(Data items)
--- --- ---
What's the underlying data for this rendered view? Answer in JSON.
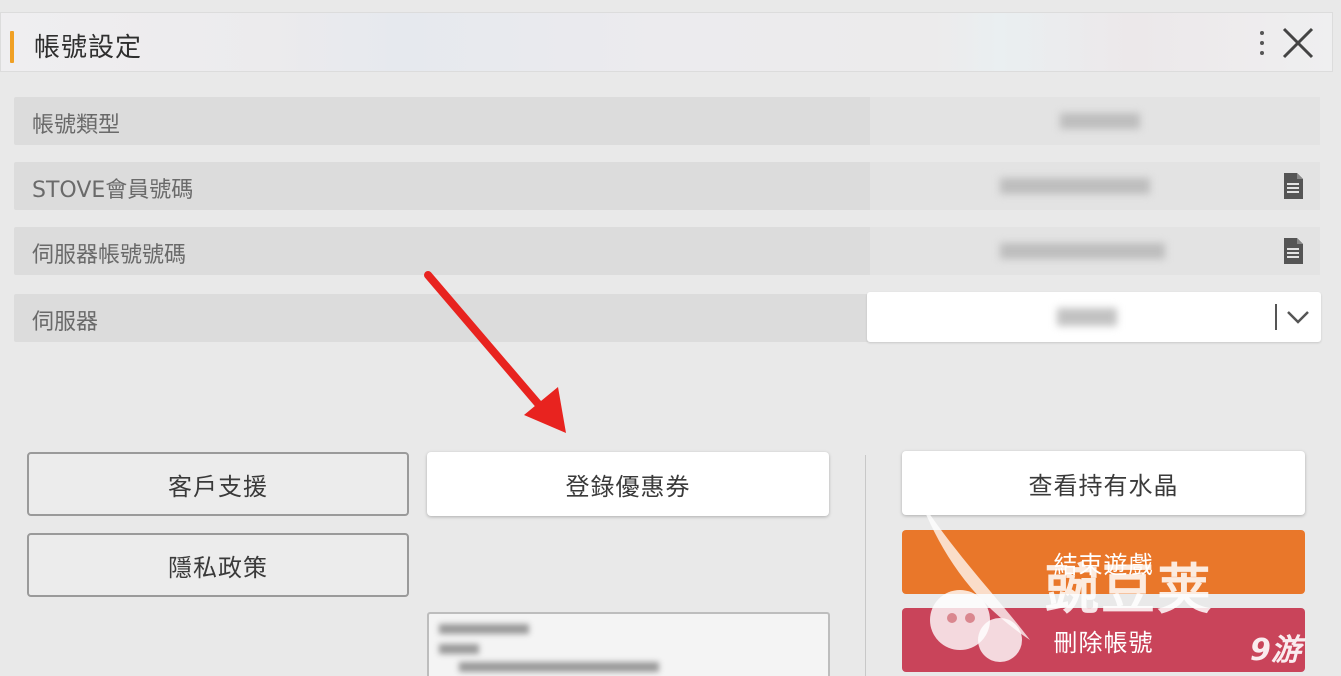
{
  "header": {
    "title": "帳號設定"
  },
  "rows": [
    {
      "label": "帳號類型"
    },
    {
      "label": "STOVE會員號碼"
    },
    {
      "label": "伺服器帳號號碼"
    },
    {
      "label": "伺服器"
    }
  ],
  "buttons": {
    "customer_support": "客戶支援",
    "privacy_policy": "隱私政策",
    "register_coupon": "登錄優惠券",
    "view_crystals": "查看持有水晶",
    "end_game": "結束遊戲",
    "delete_account": "刪除帳號"
  },
  "watermark": {
    "text": "豌豆荚",
    "brand": "9游"
  },
  "colors": {
    "accent": "#f0a025",
    "orange_button": "#e9772a",
    "red_button": "#c9445a",
    "arrow": "#e8231f"
  },
  "icons": [
    "kebab-menu-icon",
    "close-icon",
    "copy-document-icon",
    "chevron-down-icon"
  ]
}
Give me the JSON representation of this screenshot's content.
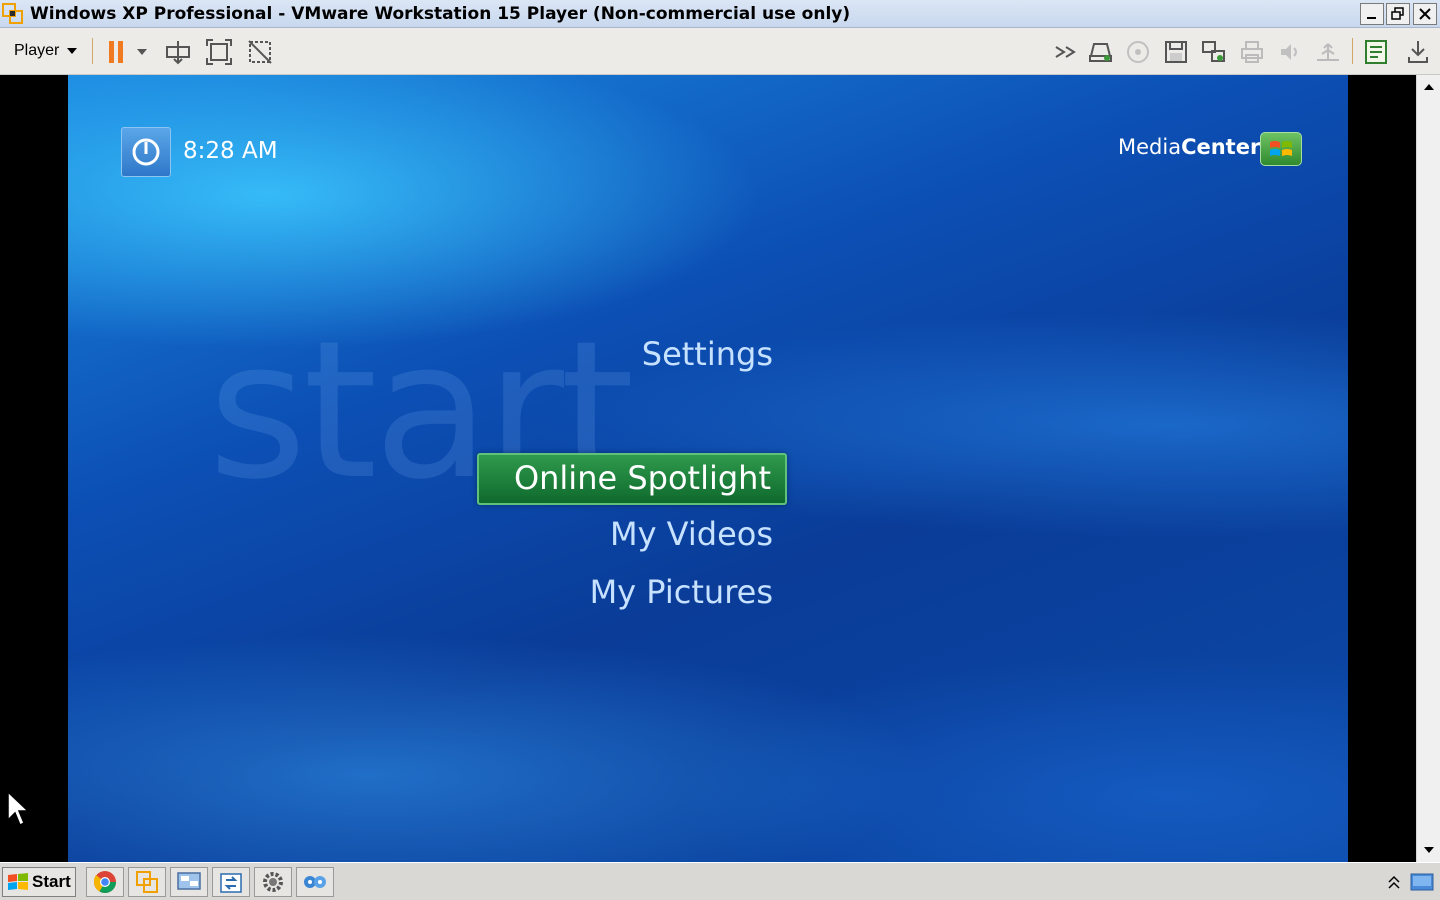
--- --- ---
Quote each entry above verbatim and drop the pictures.

What's the underlying data for this rendered view? Answer in JSON.
{
  "header": {
    "title": "帳號設定"
  },
  "rows": [
    {
      "label": "帳號類型"
    },
    {
      "label": "STOVE會員號碼"
    },
    {
      "label": "伺服器帳號號碼"
    },
    {
      "label": "伺服器"
    }
  ],
  "buttons": {
    "customer_support": "客戶支援",
    "privacy_policy": "隱私政策",
    "register_coupon": "登錄優惠券",
    "view_crystals": "查看持有水晶",
    "end_game": "結束遊戲",
    "delete_account": "刪除帳號"
  },
  "watermark": {
    "text": "豌豆荚",
    "brand": "9游"
  },
  "colors": {
    "accent": "#f0a025",
    "orange_button": "#e9772a",
    "red_button": "#c9445a",
    "arrow": "#e8231f"
  },
  "icons": [
    "kebab-menu-icon",
    "close-icon",
    "copy-document-icon",
    "chevron-down-icon"
  ]
}
Give me the JSON representation of this screenshot's content.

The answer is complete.